- _Exercise description_: From the entries below, copy every line where the string "Personaldienstleistung" appears.

- _Stored data_:
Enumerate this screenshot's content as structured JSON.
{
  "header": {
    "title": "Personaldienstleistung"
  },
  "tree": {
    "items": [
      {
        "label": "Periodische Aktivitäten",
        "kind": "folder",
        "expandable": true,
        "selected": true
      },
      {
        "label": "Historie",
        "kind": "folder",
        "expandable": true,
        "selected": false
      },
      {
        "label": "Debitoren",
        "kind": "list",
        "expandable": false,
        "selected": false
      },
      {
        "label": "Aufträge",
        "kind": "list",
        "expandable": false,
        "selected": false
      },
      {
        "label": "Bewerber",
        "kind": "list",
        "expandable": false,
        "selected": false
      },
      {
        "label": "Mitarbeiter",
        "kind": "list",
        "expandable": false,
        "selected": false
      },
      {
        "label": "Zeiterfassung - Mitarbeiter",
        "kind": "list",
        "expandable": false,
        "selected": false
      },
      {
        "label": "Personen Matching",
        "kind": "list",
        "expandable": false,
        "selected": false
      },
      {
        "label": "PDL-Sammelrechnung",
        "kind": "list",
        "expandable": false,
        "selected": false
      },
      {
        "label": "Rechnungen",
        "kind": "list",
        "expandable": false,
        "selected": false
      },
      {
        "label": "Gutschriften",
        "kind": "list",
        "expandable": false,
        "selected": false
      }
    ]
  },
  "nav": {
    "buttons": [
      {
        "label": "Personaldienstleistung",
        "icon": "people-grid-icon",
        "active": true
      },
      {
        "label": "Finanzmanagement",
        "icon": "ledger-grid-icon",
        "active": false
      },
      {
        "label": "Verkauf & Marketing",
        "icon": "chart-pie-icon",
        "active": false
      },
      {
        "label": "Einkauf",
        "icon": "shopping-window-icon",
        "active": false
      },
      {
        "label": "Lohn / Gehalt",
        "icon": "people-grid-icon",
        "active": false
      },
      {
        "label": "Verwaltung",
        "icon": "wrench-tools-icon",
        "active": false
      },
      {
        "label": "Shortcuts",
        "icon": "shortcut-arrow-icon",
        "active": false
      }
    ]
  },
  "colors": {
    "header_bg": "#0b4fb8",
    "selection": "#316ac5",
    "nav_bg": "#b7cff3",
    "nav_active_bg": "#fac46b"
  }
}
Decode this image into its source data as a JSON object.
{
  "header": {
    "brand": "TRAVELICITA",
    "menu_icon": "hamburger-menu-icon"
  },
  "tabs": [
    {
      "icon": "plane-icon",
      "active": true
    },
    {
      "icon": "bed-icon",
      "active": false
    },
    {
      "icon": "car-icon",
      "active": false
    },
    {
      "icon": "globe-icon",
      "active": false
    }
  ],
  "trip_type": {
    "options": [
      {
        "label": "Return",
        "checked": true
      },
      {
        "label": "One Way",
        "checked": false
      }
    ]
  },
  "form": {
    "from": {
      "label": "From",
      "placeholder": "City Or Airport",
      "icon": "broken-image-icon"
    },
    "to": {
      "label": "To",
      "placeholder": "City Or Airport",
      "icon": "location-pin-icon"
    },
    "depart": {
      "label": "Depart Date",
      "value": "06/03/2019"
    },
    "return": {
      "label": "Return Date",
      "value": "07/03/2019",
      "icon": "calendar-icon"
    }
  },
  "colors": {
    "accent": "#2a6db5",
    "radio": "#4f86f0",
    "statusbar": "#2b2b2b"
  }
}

- _Full answer_:
    "title": "Personaldienstleistung"
        "label": "Personaldienstleistung",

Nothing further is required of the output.